*What the task requires:* Below are the records; copy each line in them that holds the word "право".

*Records for this task:*
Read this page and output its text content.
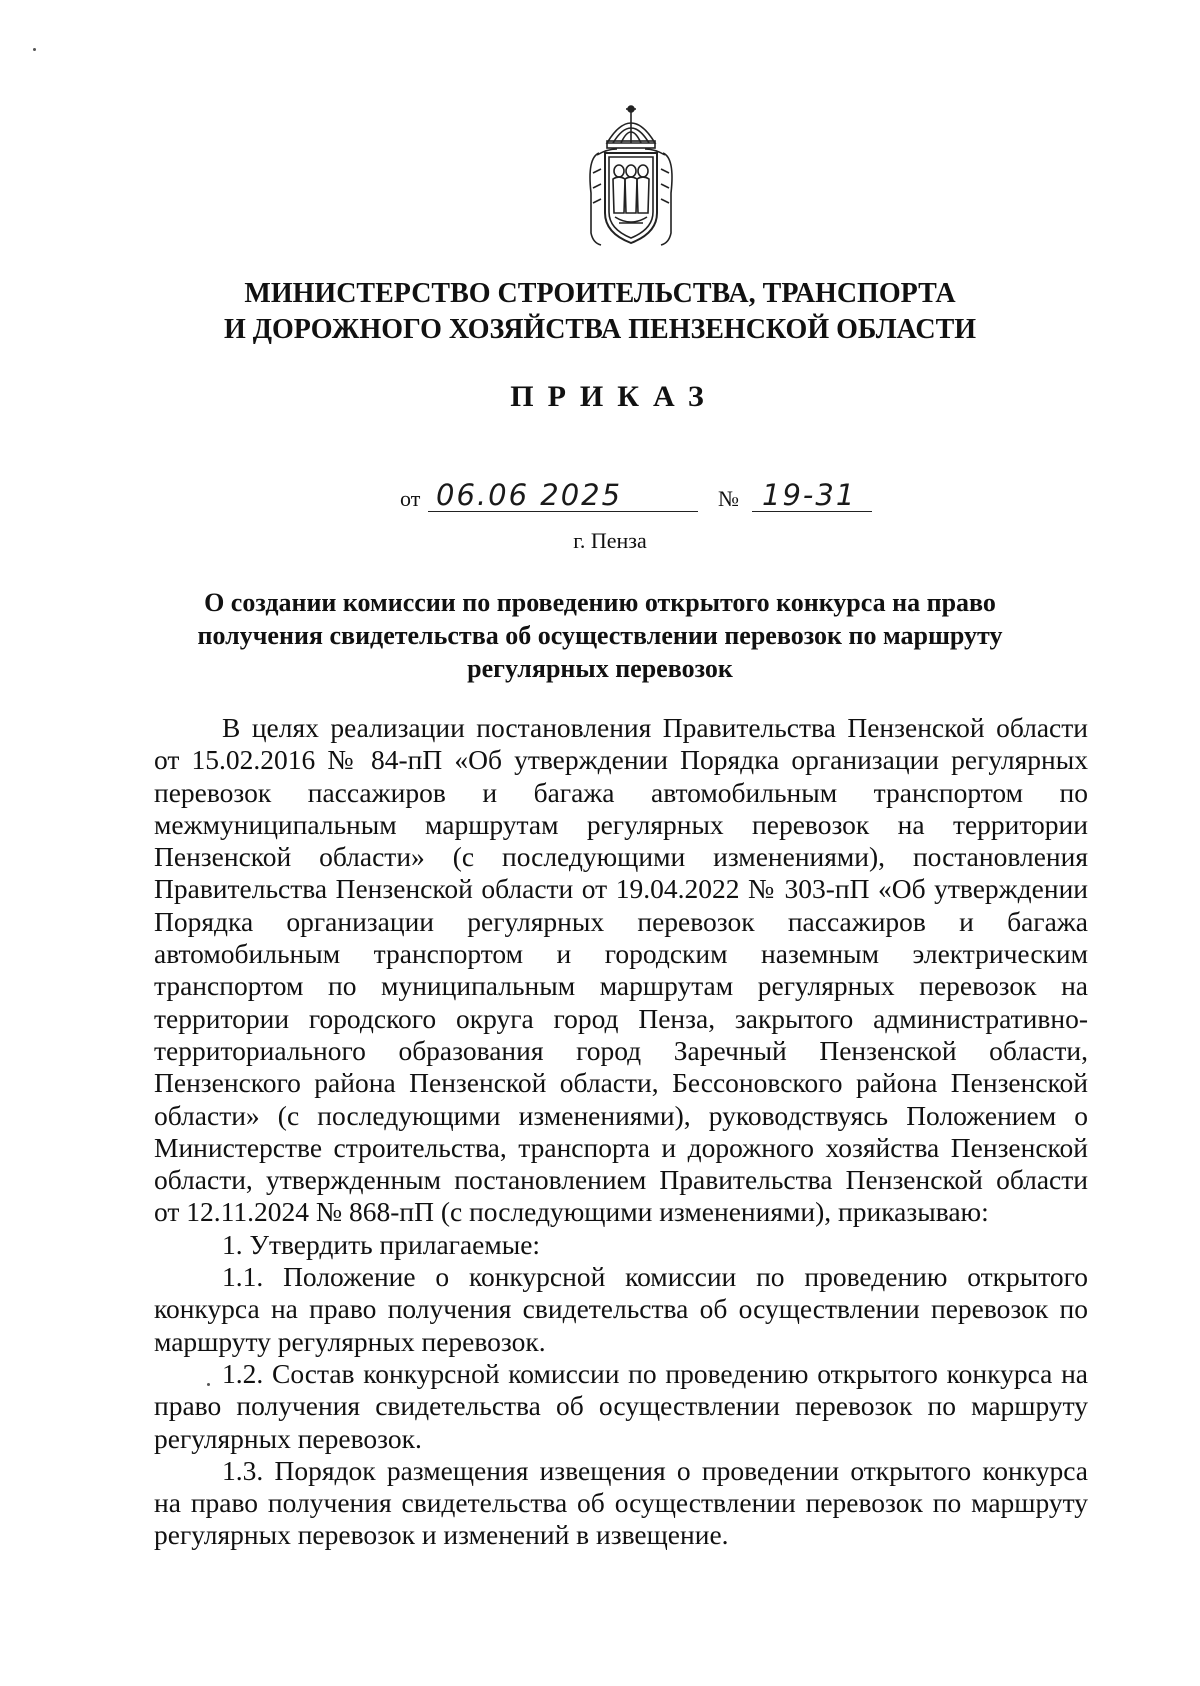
МИНИСТЕРСТВО СТРОИТЕЛЬСТВА, ТРАНСПОРТА
И ДОРОЖНОГО ХОЗЯЙСТВА ПЕНЗЕНСКОЙ ОБЛАСТИ
ПРИКАЗ
от 06.06 2025	№ 19-31
г. Пенза
О создании комиссии по проведению открытого конкурса на право получения свидетельства об осуществлении перевозок по маршруту регулярных перевозок

В целях реализации постановления Правительства Пензенской области от 15.02.2016 № 84-пП «Об утверждении Порядка организации регулярных перевозок пассажиров и багажа автомобильным транспортом по межмуниципальным маршрутам регулярных перевозок на территории Пензенской области» (с последующими изменениями), постановления Правительства Пензенской области от 19.04.2022 № 303-пП «Об утверждении Порядка организации регулярных перевозок пассажиров и багажа автомобильным транспортом и городским наземным электрическим транспортом по муниципальным маршрутам регулярных перевозок на территории городского округа город Пенза, закрытого административно-территориального образования город Заречный Пензенской области, Пензенского района Пензенской области, Бессоновского района Пензенской области» (с последующими изменениями), руководствуясь Положением о Министерстве строительства, транспорта и дорожного хозяйства Пензенской области, утвержденным постановлением Правительства Пензенской области от 12.11.2024 № 868-пП (с последующими изменениями), приказываю:

1. Утвердить прилагаемые:

1.1. Положение о конкурсной комиссии по проведению открытого конкурса на право получения свидетельства об осуществлении перевозок по маршруту регулярных перевозок.

1.2. Состав конкурсной комиссии по проведению открытого конкурса на право получения свидетельства об осуществлении перевозок по маршруту регулярных перевозок.

1.3. Порядок размещения извещения о проведении открытого конкурса на право получения свидетельства об осуществлении перевозок по маршруту регулярных перевозок и изменений в извещение.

*The completed task:*
О создании комиссии по проведению открытого конкурса на право получения свидетельства об осуществлении перевозок по маршруту регулярных перевозок
1.1. Положение о конкурсной комиссии по проведению открытого конкурса на право получения свидетельства об осуществлении перевозок по маршруту регулярных перевозок.
1.2. Состав конкурсной комиссии по проведению открытого конкурса на право получения свидетельства об осуществлении перевозок по маршруту регулярных перевозок.
1.3. Порядок размещения извещения о проведении открытого конкурса на право получения свидетельства об осуществлении перевозок по маршруту регулярных перевозок и изменений в извещение.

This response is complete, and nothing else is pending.